The task: Find "Transcribe this image's" in the data, then restate the line it sits in and every later line word for word, ending with the last line.

[Excerpts from a figure dataset]
=======

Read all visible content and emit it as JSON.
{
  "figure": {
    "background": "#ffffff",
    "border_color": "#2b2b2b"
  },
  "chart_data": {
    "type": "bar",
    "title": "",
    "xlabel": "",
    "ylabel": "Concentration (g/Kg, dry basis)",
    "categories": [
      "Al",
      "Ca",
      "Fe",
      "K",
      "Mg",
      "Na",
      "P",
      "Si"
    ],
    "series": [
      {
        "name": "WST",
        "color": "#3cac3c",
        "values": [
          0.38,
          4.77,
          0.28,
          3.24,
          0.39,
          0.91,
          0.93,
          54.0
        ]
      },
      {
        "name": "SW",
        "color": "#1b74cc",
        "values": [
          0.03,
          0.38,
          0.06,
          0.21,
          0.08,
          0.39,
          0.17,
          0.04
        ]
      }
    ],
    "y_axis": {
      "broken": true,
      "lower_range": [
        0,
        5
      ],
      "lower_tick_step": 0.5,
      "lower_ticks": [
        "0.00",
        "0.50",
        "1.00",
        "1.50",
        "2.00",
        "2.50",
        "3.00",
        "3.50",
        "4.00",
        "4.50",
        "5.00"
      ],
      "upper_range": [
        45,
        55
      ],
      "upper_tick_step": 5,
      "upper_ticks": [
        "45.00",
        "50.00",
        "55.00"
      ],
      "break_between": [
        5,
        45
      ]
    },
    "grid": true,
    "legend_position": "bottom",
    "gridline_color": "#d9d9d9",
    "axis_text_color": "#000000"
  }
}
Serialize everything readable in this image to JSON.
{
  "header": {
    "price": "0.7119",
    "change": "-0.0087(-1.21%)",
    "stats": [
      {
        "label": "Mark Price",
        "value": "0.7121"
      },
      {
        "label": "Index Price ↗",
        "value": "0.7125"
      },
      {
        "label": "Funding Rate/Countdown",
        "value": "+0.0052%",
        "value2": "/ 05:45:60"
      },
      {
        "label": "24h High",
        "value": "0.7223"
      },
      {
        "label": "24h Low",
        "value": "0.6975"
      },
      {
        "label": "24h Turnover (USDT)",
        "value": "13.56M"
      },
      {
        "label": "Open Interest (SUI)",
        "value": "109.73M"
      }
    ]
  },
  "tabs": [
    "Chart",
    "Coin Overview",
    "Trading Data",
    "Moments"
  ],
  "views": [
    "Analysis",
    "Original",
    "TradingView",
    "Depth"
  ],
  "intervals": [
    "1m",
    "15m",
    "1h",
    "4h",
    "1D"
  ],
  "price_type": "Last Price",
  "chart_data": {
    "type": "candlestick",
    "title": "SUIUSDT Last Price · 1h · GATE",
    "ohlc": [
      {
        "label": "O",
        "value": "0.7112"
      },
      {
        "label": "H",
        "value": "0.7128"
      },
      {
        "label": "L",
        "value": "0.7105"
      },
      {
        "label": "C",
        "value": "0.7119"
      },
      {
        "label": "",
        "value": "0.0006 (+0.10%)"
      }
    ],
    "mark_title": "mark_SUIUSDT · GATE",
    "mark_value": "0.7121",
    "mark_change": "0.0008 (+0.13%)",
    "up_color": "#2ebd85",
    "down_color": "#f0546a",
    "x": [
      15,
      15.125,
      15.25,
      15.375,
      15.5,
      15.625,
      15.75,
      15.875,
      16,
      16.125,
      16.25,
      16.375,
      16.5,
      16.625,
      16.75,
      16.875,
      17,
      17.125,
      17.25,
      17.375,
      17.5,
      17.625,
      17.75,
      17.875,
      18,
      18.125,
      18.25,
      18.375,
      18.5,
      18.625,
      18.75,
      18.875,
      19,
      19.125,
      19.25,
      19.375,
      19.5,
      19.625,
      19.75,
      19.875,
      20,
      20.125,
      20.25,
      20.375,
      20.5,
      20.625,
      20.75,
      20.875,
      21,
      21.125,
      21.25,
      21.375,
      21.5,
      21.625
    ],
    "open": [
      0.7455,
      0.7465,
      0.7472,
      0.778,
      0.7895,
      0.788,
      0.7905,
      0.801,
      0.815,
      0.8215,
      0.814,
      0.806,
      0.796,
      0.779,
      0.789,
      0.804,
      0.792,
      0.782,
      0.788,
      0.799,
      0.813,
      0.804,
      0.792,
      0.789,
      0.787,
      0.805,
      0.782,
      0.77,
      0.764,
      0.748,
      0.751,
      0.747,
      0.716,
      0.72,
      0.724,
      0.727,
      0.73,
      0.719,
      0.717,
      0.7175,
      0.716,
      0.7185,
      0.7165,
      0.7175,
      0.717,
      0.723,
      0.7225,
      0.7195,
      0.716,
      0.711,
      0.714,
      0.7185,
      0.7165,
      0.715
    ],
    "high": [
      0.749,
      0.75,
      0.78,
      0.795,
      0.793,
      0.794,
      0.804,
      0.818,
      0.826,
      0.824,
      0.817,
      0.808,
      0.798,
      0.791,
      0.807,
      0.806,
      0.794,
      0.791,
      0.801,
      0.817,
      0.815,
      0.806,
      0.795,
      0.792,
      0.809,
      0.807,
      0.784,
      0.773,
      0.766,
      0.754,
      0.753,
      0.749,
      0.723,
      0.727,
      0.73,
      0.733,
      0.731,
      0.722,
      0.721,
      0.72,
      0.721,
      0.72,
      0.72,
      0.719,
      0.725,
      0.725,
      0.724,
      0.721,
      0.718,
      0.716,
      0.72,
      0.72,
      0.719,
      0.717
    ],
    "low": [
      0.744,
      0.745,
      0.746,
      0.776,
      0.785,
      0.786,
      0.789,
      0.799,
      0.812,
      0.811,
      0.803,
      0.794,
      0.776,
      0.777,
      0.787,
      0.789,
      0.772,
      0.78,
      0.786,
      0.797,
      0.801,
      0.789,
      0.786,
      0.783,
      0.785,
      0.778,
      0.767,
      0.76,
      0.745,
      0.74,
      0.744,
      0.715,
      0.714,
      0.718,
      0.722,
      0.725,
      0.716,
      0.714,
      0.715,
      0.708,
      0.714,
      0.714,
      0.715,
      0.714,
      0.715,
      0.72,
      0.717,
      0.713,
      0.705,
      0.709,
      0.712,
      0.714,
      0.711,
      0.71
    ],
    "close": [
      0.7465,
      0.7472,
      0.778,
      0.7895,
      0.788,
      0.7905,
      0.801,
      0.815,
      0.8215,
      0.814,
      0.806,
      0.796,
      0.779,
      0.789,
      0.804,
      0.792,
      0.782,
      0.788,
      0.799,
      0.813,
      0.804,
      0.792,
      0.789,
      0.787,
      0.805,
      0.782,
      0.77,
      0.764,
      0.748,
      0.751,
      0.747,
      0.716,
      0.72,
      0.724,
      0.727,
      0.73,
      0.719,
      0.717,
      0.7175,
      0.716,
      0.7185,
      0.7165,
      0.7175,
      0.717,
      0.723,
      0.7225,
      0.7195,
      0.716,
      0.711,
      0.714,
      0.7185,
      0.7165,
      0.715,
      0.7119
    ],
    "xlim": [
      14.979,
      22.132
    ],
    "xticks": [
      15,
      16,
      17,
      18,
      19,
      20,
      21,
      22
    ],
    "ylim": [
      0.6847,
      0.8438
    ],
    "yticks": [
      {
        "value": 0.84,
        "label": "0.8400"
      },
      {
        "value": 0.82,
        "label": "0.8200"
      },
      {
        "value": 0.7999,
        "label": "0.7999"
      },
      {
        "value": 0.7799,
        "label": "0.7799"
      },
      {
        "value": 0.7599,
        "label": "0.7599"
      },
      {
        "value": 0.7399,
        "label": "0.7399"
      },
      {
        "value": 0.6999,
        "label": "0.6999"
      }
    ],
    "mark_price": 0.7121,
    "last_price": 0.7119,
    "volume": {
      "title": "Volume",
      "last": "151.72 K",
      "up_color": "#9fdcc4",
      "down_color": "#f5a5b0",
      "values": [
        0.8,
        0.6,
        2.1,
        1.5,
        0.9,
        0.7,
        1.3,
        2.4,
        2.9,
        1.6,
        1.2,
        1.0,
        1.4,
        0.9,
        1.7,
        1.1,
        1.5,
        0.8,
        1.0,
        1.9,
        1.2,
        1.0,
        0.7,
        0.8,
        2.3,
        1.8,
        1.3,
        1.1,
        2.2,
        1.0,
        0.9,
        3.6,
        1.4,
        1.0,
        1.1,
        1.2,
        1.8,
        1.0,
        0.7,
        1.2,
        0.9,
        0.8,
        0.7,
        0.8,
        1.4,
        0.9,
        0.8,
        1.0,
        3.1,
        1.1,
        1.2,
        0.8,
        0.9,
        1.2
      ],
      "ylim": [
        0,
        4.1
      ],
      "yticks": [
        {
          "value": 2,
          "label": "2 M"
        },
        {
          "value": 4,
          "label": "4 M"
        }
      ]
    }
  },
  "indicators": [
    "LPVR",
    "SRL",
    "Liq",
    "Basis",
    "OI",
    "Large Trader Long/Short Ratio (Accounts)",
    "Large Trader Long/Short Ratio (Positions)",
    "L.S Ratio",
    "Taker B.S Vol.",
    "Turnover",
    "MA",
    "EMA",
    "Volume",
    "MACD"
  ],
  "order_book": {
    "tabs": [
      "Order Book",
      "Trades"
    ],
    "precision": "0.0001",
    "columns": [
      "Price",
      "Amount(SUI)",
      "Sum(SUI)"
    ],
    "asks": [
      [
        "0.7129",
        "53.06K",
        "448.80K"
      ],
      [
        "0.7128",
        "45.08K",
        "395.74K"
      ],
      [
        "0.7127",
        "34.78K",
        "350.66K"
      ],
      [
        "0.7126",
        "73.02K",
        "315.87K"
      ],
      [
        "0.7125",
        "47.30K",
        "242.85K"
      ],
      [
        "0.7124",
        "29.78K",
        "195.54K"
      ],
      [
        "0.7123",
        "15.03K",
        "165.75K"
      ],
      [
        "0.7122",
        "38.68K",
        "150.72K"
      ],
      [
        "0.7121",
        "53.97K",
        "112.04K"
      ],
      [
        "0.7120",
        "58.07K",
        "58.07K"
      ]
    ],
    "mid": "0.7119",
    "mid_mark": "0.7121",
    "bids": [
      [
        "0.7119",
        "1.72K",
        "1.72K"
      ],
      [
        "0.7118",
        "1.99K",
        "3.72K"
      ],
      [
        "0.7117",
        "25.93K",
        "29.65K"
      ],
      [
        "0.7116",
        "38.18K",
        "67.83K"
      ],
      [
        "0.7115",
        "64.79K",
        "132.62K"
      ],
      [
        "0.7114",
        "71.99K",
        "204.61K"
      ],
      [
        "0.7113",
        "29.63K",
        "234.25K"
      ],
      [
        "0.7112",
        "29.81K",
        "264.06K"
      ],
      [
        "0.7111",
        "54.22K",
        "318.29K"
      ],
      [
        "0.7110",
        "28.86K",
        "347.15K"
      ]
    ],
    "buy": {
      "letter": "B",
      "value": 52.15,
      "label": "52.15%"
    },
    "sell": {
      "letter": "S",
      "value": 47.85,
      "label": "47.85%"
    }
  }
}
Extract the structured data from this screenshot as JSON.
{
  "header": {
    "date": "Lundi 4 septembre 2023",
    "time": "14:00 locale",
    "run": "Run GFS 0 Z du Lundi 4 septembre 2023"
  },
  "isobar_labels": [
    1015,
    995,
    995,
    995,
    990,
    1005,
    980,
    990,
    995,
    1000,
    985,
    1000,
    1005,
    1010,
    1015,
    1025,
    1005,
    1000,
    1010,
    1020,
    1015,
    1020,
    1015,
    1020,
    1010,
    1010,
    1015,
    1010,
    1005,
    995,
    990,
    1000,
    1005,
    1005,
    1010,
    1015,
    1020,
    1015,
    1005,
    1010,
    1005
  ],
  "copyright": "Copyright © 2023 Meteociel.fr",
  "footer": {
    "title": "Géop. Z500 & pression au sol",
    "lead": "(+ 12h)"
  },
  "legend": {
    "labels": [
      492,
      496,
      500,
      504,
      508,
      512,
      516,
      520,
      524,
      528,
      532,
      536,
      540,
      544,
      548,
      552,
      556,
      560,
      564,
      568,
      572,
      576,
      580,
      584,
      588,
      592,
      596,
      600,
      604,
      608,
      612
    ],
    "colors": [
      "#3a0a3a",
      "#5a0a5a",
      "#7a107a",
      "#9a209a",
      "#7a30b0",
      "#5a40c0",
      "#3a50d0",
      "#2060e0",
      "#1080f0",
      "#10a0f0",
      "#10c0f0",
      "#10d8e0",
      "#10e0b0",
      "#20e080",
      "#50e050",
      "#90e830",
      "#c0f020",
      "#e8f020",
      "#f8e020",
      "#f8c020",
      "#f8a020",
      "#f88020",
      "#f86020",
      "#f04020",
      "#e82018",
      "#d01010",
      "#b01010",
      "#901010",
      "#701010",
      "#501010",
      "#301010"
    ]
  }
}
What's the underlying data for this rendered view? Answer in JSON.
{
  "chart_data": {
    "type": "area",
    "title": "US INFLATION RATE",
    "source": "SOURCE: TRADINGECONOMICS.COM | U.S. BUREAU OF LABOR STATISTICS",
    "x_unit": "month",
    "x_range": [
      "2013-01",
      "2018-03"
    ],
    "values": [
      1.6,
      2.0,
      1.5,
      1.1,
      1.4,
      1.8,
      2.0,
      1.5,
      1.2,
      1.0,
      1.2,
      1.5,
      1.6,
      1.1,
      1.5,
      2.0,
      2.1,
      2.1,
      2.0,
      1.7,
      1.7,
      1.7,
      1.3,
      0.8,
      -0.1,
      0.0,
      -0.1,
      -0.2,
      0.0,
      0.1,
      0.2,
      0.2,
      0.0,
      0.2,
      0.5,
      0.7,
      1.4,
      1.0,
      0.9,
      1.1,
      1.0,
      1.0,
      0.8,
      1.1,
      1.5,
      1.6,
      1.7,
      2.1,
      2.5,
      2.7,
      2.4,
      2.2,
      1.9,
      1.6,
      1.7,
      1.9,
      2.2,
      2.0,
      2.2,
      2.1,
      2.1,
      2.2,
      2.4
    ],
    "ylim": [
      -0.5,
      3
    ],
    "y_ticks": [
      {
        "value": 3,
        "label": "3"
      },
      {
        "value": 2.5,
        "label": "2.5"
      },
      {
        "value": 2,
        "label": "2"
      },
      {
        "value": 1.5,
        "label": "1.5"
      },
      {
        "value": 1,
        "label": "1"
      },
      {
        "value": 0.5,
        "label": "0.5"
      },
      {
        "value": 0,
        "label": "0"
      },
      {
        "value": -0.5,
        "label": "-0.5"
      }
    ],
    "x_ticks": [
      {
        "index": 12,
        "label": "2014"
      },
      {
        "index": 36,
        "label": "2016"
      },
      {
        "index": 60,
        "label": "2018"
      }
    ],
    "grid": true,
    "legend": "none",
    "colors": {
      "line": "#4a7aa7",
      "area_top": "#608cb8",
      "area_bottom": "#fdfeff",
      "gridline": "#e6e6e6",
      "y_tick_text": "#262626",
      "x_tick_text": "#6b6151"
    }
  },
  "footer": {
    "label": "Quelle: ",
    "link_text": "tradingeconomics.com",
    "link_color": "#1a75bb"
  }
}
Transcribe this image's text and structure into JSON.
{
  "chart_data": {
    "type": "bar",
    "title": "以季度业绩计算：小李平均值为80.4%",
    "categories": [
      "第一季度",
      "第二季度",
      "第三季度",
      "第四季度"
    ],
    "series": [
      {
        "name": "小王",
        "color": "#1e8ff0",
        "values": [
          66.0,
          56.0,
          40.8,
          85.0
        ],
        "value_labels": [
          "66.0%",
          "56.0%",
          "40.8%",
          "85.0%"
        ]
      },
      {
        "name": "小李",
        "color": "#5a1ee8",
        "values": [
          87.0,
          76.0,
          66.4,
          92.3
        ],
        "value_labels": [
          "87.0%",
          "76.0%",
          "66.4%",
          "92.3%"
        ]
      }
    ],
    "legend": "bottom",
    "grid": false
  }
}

=======

Output for this exercise:
Transcribe this image's text and structure into JSON.
{
  "chart_data": {
    "type": "bar",
    "title": "以季度业绩计算：小李平均值为80.4%",
    "categories": [
      "第一季度",
      "第二季度",
      "第三季度",
      "第四季度"
    ],
    "series": [
      {
        "name": "小王",
        "color": "#1e8ff0",
        "values": [
          66.0,
          56.0,
          40.8,
          85.0
        ],
        "value_labels": [
          "66.0%",
          "56.0%",
          "40.8%",
          "85.0%"
        ]
      },
      {
        "name": "小李",
        "color": "#5a1ee8",
        "values": [
          87.0,
          76.0,
          66.4,
          92.3
        ],
        "value_labels": [
          "87.0%",
          "76.0%",
          "66.4%",
          "92.3%"
        ]
      }
    ],
    "legend": "bottom",
    "grid": false
  }
}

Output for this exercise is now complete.